• Actions to take
1. In the article on maximizing staff talent, update the passage between "Maximising your talent" and "and happier place.", inclusive, so that "greatest asset" becomes "most valuable resource".
2. Using the article on maximizing staff talent, decide whether each statement agrees with it, and support each answer with the deciding words quoted from the article. (a) City West formed in 2008. (b) Every staff member who came to City West wanted to work for it. (c) When City West formed, its structure was fit for purpose.

• Provided text

Begin

Maximising your talent
We throw around a lot of glib one liners in housing (I suppose that most other professions do likewise) and one of the most frequent is that ‘staff are our greatest asset.’
Of course, that is to a great extent true. However, most people who give that quote deliver it in a way which suggests that running an organisation is not dissimilar to an extended episode of the Waltons, with everybody looking after each other’s interests, helping others to achieve their objectives and going to bed each night knowing that they’ve helped to make the world a better and happier place.
Of course, the reality is somewhat different and people are different too – they have unique personalities and idiosyncrasies and need to be treated and looked after in different ways. Making the most of your staff requires energy, time, resources and a willingness to make tough (but fair) decisions.
When City West formed in 2008, it’s fair to say that we had some challenges in relation to our staff. Firstly, our structure was a long way from being fit for purpose. We were a partial stock transfer so there was no rhyme nor reason as to which staff had transferred to us and which had stayed with the Council. We also had a number of staff who, to be blunt, did not want to work for us. With many, we were able to turn this viewpoint around but with others the feeling about not wanting to work together soon became mutual!

End

• Data
Begin

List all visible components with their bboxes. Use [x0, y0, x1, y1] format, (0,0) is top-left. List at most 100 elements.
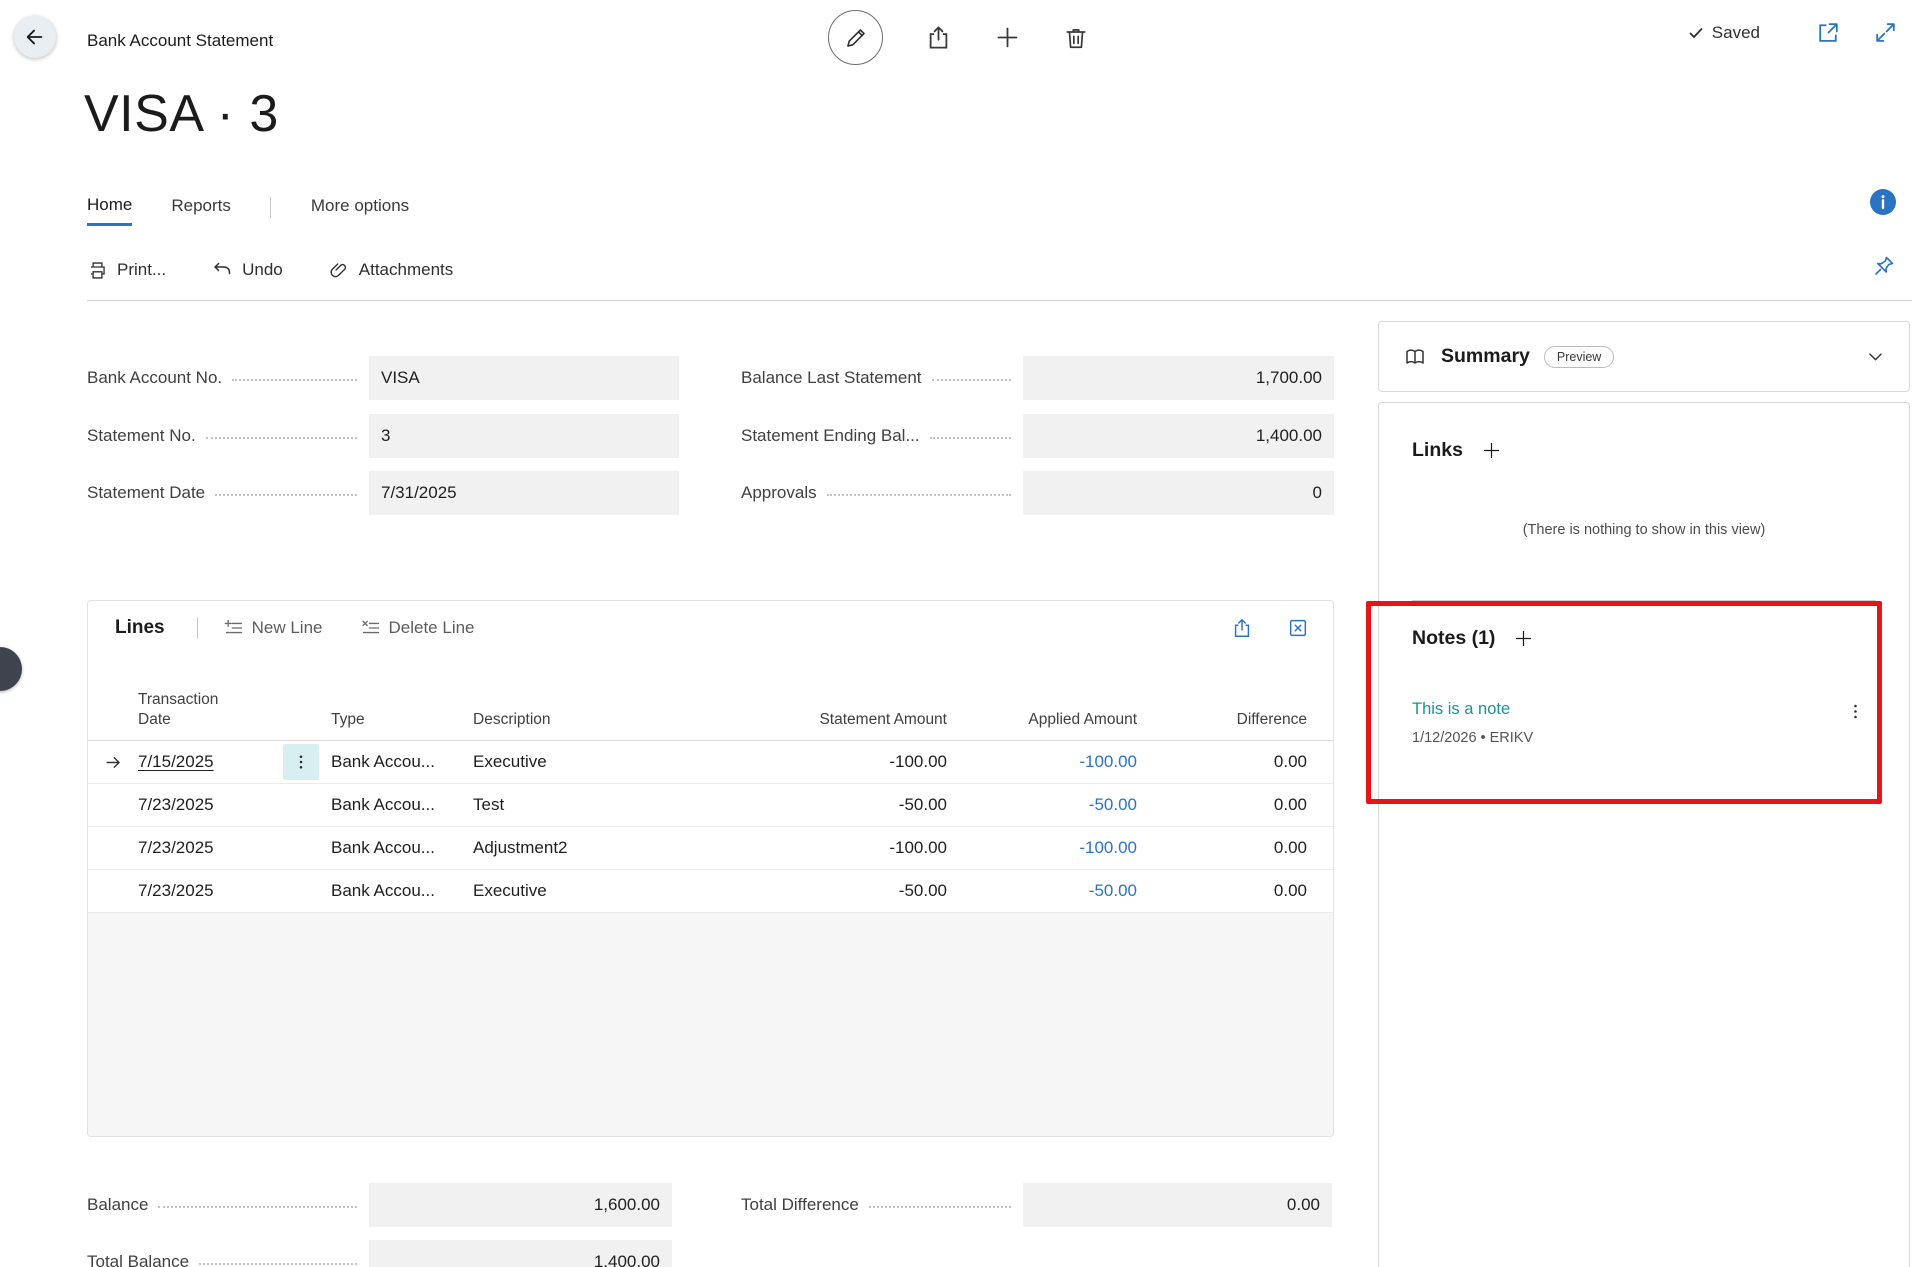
- column-statement-amount[interactable]: Statement Amount: [677, 710, 947, 730]
- transaction-date-cell[interactable]: 7/23/2025: [138, 881, 278, 901]
- save-status: Saved: [1688, 23, 1760, 43]
- description-cell[interactable]: Executive: [471, 752, 677, 772]
- vertical-ellipsis-icon: [1846, 702, 1865, 721]
- transaction-date-cell[interactable]: 7/23/2025: [138, 795, 278, 815]
- column-type[interactable]: Type: [323, 710, 471, 730]
- attachments-button[interactable]: Attachments: [329, 260, 454, 281]
- applied-amount-cell[interactable]: -50.00: [947, 881, 1137, 901]
- undo-button[interactable]: Undo: [212, 260, 283, 281]
- field-total-difference: Total Difference 0.00: [741, 1183, 1332, 1227]
- printer-icon: [87, 260, 108, 281]
- description-cell[interactable]: Test: [471, 795, 677, 815]
- description-cell[interactable]: Adjustment2: [471, 838, 677, 858]
- breadcrumb: Bank Account Statement: [87, 31, 274, 50]
- bank-account-no-input[interactable]: VISA: [369, 356, 679, 400]
- table-row[interactable]: 7/23/2025 Bank Accou... Executive -50.00…: [88, 870, 1333, 913]
- column-description[interactable]: Description: [471, 710, 677, 730]
- popout-icon: [1816, 20, 1841, 45]
- statement-date-input[interactable]: 7/31/2025: [369, 471, 679, 515]
- transaction-date-cell[interactable]: 7/15/2025: [138, 752, 278, 772]
- applied-amount-cell[interactable]: -100.00: [947, 752, 1137, 772]
- difference-cell[interactable]: 0.00: [1137, 752, 1307, 772]
- print-button[interactable]: Print...: [87, 260, 166, 281]
- new-line-icon: [224, 618, 244, 638]
- edit-button[interactable]: [828, 10, 883, 65]
- statement-amount-cell[interactable]: -50.00: [677, 881, 947, 901]
- add-link-button[interactable]: [1481, 440, 1502, 461]
- table-row[interactable]: 7/23/2025 Bank Accou... Adjustment2 -100…: [88, 827, 1333, 870]
- balance-last-statement-input[interactable]: 1,700.00: [1023, 356, 1334, 400]
- new-button[interactable]: [994, 24, 1021, 51]
- column-difference[interactable]: Difference: [1137, 710, 1307, 730]
- field-balance-last-statement: Balance Last Statement 1,700.00: [741, 356, 1334, 400]
- share-button[interactable]: [925, 24, 952, 51]
- description-cell[interactable]: Executive: [471, 881, 677, 901]
- open-in-excel-button[interactable]: [1287, 617, 1309, 639]
- checkmark-icon: [1688, 25, 1704, 41]
- open-in-excel-icon: [1287, 617, 1309, 639]
- column-transaction-date[interactable]: Transaction Date: [138, 690, 238, 730]
- field-approvals: Approvals 0: [741, 471, 1334, 515]
- delete-button[interactable]: [1063, 25, 1089, 51]
- table-row[interactable]: 7/15/2025 Bank Accou... Executive -100.0…: [88, 741, 1333, 784]
- new-line-button[interactable]: New Line: [224, 618, 323, 638]
- field-label: Balance: [87, 1195, 149, 1214]
- type-cell[interactable]: Bank Accou...: [323, 838, 471, 858]
- tab-home[interactable]: Home: [87, 189, 133, 226]
- action-bar-divider: [87, 300, 1912, 301]
- delete-line-label: Delete Line: [388, 618, 475, 637]
- attachments-label: Attachments: [358, 260, 454, 279]
- total-difference-value: 0.00: [1023, 1183, 1332, 1227]
- field-label: Approvals: [741, 483, 817, 502]
- applied-amount-cell[interactable]: -100.00: [947, 838, 1137, 858]
- plus-icon: [994, 24, 1021, 51]
- difference-cell[interactable]: 0.00: [1137, 838, 1307, 858]
- column-statement-amount-label: Statement Amount: [819, 710, 947, 728]
- open-in-new-window-button[interactable]: [1816, 20, 1841, 45]
- approvals-value[interactable]: 0: [1023, 471, 1334, 515]
- summary-icon: [1403, 345, 1427, 369]
- note-body: This is a note 1/12/2026 • ERIKV: [1412, 700, 1533, 746]
- delete-line-button[interactable]: Delete Line: [361, 618, 475, 638]
- factbox-pane: Links (There is nothing to show in this …: [1378, 402, 1910, 1267]
- back-button[interactable]: [14, 16, 56, 58]
- field-label: Statement Date: [87, 483, 206, 502]
- column-applied-amount[interactable]: Applied Amount: [947, 710, 1137, 730]
- undo-icon: [212, 260, 233, 281]
- difference-cell[interactable]: 0.00: [1137, 795, 1307, 815]
- statement-ending-balance-input[interactable]: 1,400.00: [1023, 414, 1334, 458]
- links-section-header: Links: [1412, 439, 1876, 462]
- difference-cell[interactable]: 0.00: [1137, 881, 1307, 901]
- statement-amount-cell[interactable]: -100.00: [677, 752, 947, 772]
- field-label: Bank Account No.: [87, 368, 223, 387]
- expand-page-button[interactable]: [1873, 20, 1898, 45]
- type-cell[interactable]: Bank Accou...: [323, 752, 471, 772]
- row-options-button[interactable]: [282, 744, 319, 780]
- dot-leader: [158, 1206, 357, 1208]
- info-button[interactable]: [1870, 189, 1896, 215]
- applied-amount-cell[interactable]: -50.00: [947, 795, 1137, 815]
- pencil-icon: [844, 26, 868, 50]
- statement-no-input[interactable]: 3: [369, 414, 679, 458]
- summary-expand-button[interactable]: [1866, 347, 1885, 366]
- transaction-date-cell[interactable]: 7/23/2025: [138, 838, 278, 858]
- tab-more-options[interactable]: More options: [311, 190, 409, 224]
- dot-leader: [199, 1263, 357, 1265]
- note-options-button[interactable]: [1846, 702, 1865, 721]
- type-cell[interactable]: Bank Accou...: [323, 795, 471, 815]
- tab-reports[interactable]: Reports: [171, 190, 231, 224]
- expand-icon: [1873, 20, 1898, 45]
- note-link[interactable]: This is a note: [1412, 700, 1510, 719]
- page-toolbar: [828, 10, 1089, 65]
- add-note-button[interactable]: [1513, 628, 1534, 649]
- left-edge-handle[interactable]: [0, 647, 22, 691]
- save-status-label: Saved: [1711, 22, 1760, 42]
- statement-amount-cell[interactable]: -50.00: [677, 795, 947, 815]
- summary-title: Summary: [1441, 345, 1530, 367]
- preview-badge: Preview: [1543, 345, 1615, 368]
- statement-amount-cell[interactable]: -100.00: [677, 838, 947, 858]
- pin-button[interactable]: [1872, 254, 1896, 278]
- table-row[interactable]: 7/23/2025 Bank Accou... Test -50.00 -50.…: [88, 784, 1333, 827]
- type-cell[interactable]: Bank Accou...: [323, 881, 471, 901]
- share-lines-button[interactable]: [1231, 617, 1253, 639]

End

• Solutions to the exercise
1.
Maximising your talent
We throw around a lot of glib one liners in housing (I suppose that most other professions do likewise) and one of the most frequent is that ‘staff are our most valuable resource.’
Of course, that is to a great extent true. However, most people who give that quote deliver it in a way which suggests that running an organisation is not dissimilar to an extended episode of the Waltons, with everybody looking after each other’s interests, helping others to achieve their objectives and going to bed each night knowing that they’ve helped to make the world a better and happier place.

2.
(a) Yes: "When City West formed in 2008"
(b) No: "We also had a number of staff who, to be blunt, did not want to work for us."
(c) No: "our structure was a long way from being fit for purpose."